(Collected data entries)
-*-*-

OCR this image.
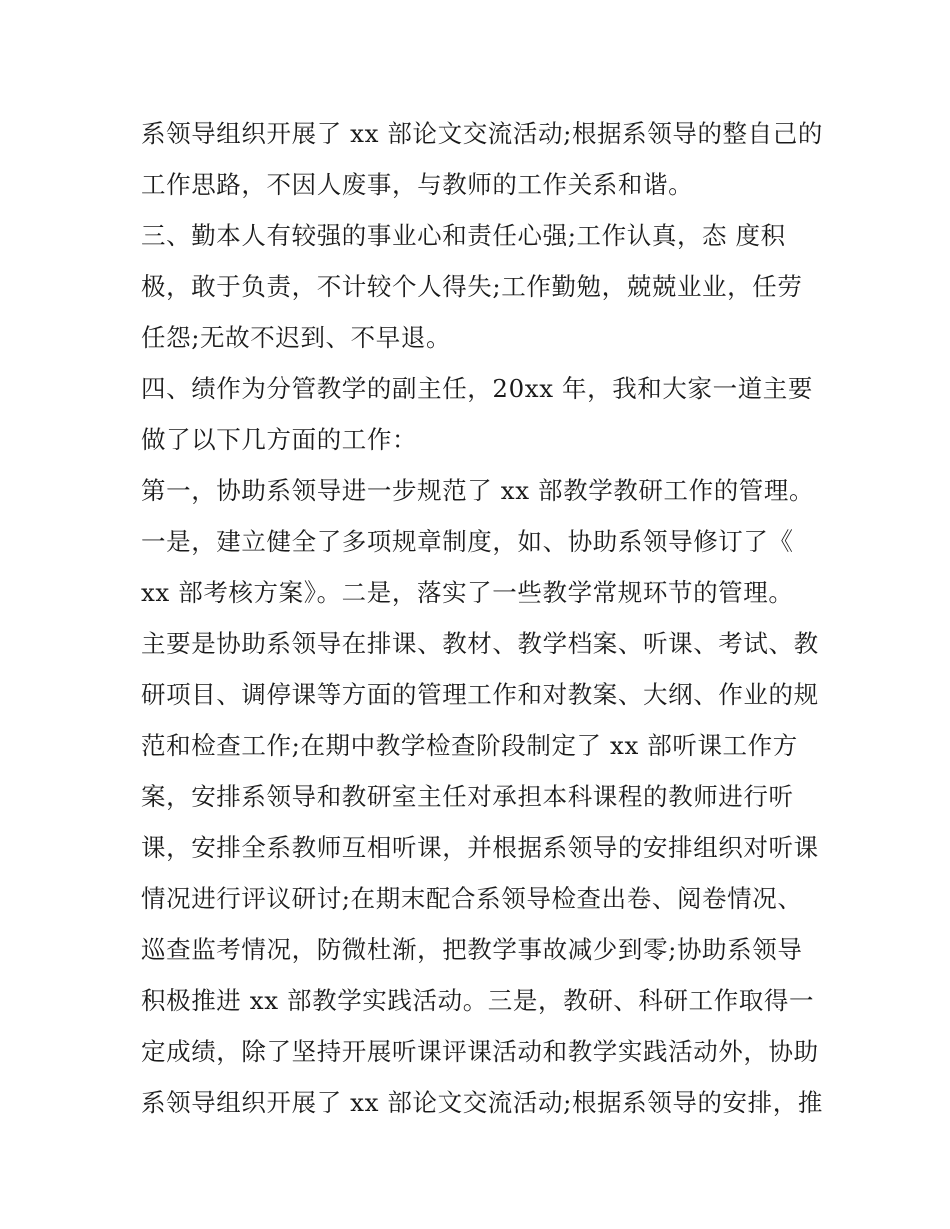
系领导组织开展了 xx 部论文交流活动;根据系领导的整自己的
工作思路，不因人废事，与教师的工作关系和谐。
三、勤本人有较强的事业心和责任心强;工作认真，态 度积
极，敢于负责，不计较个人得失;工作勤勉，兢兢业业，任劳
任怨;无故不迟到、不早退。
四、绩作为分管教学的副主任，20xx 年，我和大家一道主要
做了以下几方面的工作：
第一，协助系领导进一步规范了 xx 部教学教研工作的管理。
一是，建立健全了多项规章制度，如、协助系领导修订了《
xx 部考核方案》。二是，落实了一些教学常规环节的管理。
主要是协助系领导在排课、教材、教学档案、听课、考试、教
研项目、调停课等方面的管理工作和对教案、大纲、作业的规
范和检查工作;在期中教学检查阶段制定了 xx 部听课工作方
案，安排系领导和教研室主任对承担本科课程的教师进行听
课，安排全系教师互相听课，并根据系领导的安排组织对听课
情况进行评议研讨;在期末配合系领导检查出卷、阅卷情况、
巡查监考情况，防微杜渐，把教学事故减少到零;协助系领导
积极推进 xx 部教学实践活动。三是，教研、科研工作取得一
定成绩，除了坚持开展听课评课活动和教学实践活动外，协助
系领导组织开展了 xx 部论文交流活动;根据系领导的安排，推
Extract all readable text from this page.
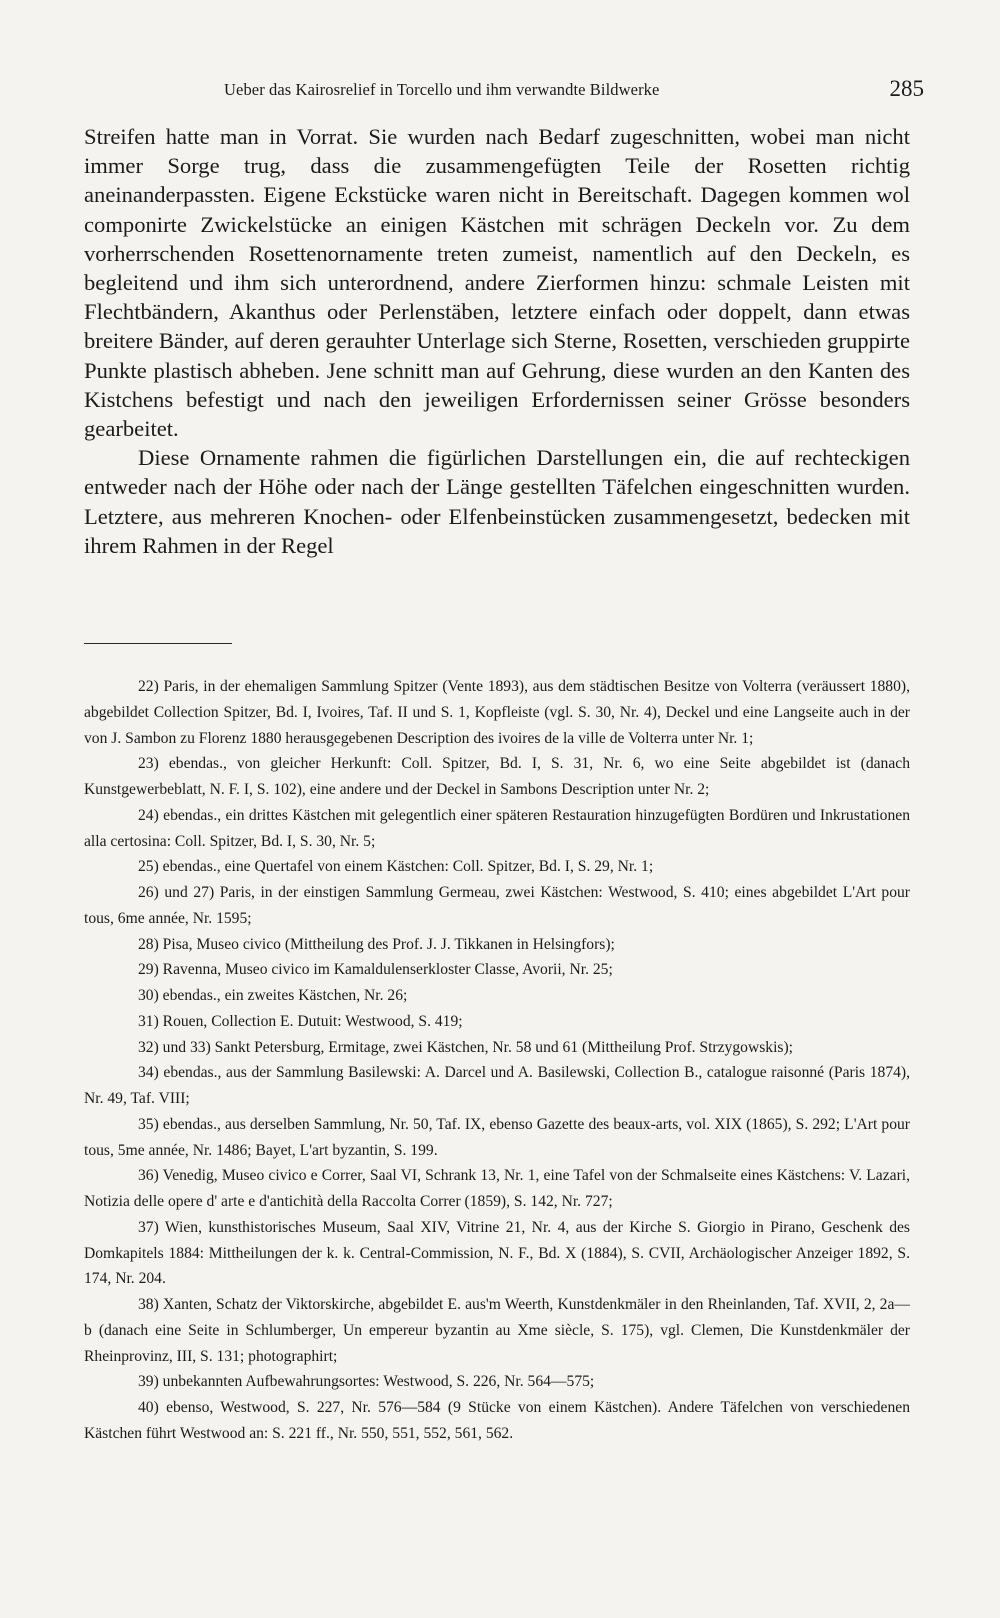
Ueber das Kairosrelief in Torcello und ihm verwandte Bildwerke	285

Streifen hatte man in Vorrat. Sie wurden nach Bedarf zugeschnitten, wobei man nicht immer Sorge trug, dass die zusammengefügten Teile der Rosetten richtig aneinanderpassten. Eigene Eckstücke waren nicht in Bereitschaft. Dagegen kommen wol componirte Zwickelstücke an einigen Kästchen mit schrägen Deckeln vor. Zu dem vorherrschenden Rosettenornamente treten zumeist, namentlich auf den Deckeln, es begleitend und ihm sich unterordnend, andere Zierformen hinzu: schmale Leisten mit Flechtbändern, Akanthus oder Perlenstäben, letztere einfach oder doppelt, dann etwas breitere Bänder, auf deren gerauhter Unterlage sich Sterne, Rosetten, verschieden gruppirte Punkte plastisch abheben. Jene schnitt man auf Gehrung, diese wurden an den Kanten des Kistchens befestigt und nach den jeweiligen Erfordernissen seiner Grösse besonders gearbeitet.

Diese Ornamente rahmen die figürlichen Darstellungen ein, die auf rechteckigen entweder nach der Höhe oder nach der Länge gestellten Täfelchen eingeschnitten wurden. Letztere, aus mehreren Knochen- oder Elfenbeinstücken zusammengesetzt, bedecken mit ihrem Rahmen in der Regel

22) Paris, in der ehemaligen Sammlung Spitzer (Vente 1893), aus dem städtischen Besitze von Volterra (veräussert 1880), abgebildet Collection Spitzer, Bd. I, Ivoires, Taf. II und S. 1, Kopfleiste (vgl. S. 30, Nr. 4), Deckel und eine Langseite auch in der von J. Sambon zu Florenz 1880 herausgegebenen Description des ivoires de la ville de Volterra unter Nr. 1;

23) ebendas., von gleicher Herkunft: Coll. Spitzer, Bd. I, S. 31, Nr. 6, wo eine Seite abgebildet ist (danach Kunstgewerbeblatt, N. F. I, S. 102), eine andere und der Deckel in Sambons Description unter Nr. 2;

24) ebendas., ein drittes Kästchen mit gelegentlich einer späteren Restauration hinzugefügten Bordüren und Inkrustationen alla certosina: Coll. Spitzer, Bd. I, S. 30, Nr. 5;

25) ebendas., eine Quertafel von einem Kästchen: Coll. Spitzer, Bd. I, S. 29, Nr. 1;

26) und 27) Paris, in der einstigen Sammlung Germeau, zwei Kästchen: Westwood, S. 410; eines abgebildet L'Art pour tous, 6me année, Nr. 1595;

28) Pisa, Museo civico (Mittheilung des Prof. J. J. Tikkanen in Helsingfors);

29) Ravenna, Museo civico im Kamaldulenserkloster Classe, Avorii, Nr. 25;

30) ebendas., ein zweites Kästchen, Nr. 26;

31) Rouen, Collection E. Dutuit: Westwood, S. 419;

32) und 33) Sankt Petersburg, Ermitage, zwei Kästchen, Nr. 58 und 61 (Mittheilung Prof. Strzygowskis);

34) ebendas., aus der Sammlung Basilewski: A. Darcel und A. Basilewski, Collection B., catalogue raisonné (Paris 1874), Nr. 49, Taf. VIII;

35) ebendas., aus derselben Sammlung, Nr. 50, Taf. IX, ebenso Gazette des beaux-arts, vol. XIX (1865), S. 292; L'Art pour tous, 5me année, Nr. 1486; Bayet, L'art byzantin, S. 199.

36) Venedig, Museo civico e Correr, Saal VI, Schrank 13, Nr. 1, eine Tafel von der Schmalseite eines Kästchens: V. Lazari, Notizia delle opere d' arte e d'antichità della Raccolta Correr (1859), S. 142, Nr. 727;

37) Wien, kunsthistorisches Museum, Saal XIV, Vitrine 21, Nr. 4, aus der Kirche S. Giorgio in Pirano, Geschenk des Domkapitels 1884: Mittheilungen der k. k. Central-Commission, N. F., Bd. X (1884), S. CVII, Archäologischer Anzeiger 1892, S. 174, Nr. 204.

38) Xanten, Schatz der Viktorskirche, abgebildet E. aus'm Weerth, Kunstdenkmäler in den Rheinlanden, Taf. XVII, 2, 2a—b (danach eine Seite in Schlumberger, Un empereur byzantin au Xme siècle, S. 175), vgl. Clemen, Die Kunstdenkmäler der Rheinprovinz, III, S. 131; photographirt;

39) unbekannten Aufbewahrungsortes: Westwood, S. 226, Nr. 564—575;

40) ebenso, Westwood, S. 227, Nr. 576—584 (9 Stücke von einem Kästchen). Andere Täfelchen von verschiedenen Kästchen führt Westwood an: S. 221 ff., Nr. 550, 551, 552, 561, 562.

-*-*-

• _What you need to do_
Identify all lines in the records above with the word "année".

• _Written answer_
26) und 27) Paris, in der einstigen Sammlung Germeau, zwei Kästchen: Westwood, S. 410; eines abgebildet L'Art pour tous, 6me année, Nr. 1595;
35) ebendas., aus derselben Sammlung, Nr. 50, Taf. IX, ebenso Gazette des beaux-arts, vol. XIX (1865), S. 292; L'Art pour tous, 5me année, Nr. 1486; Bayet, L'art byzantin, S. 199.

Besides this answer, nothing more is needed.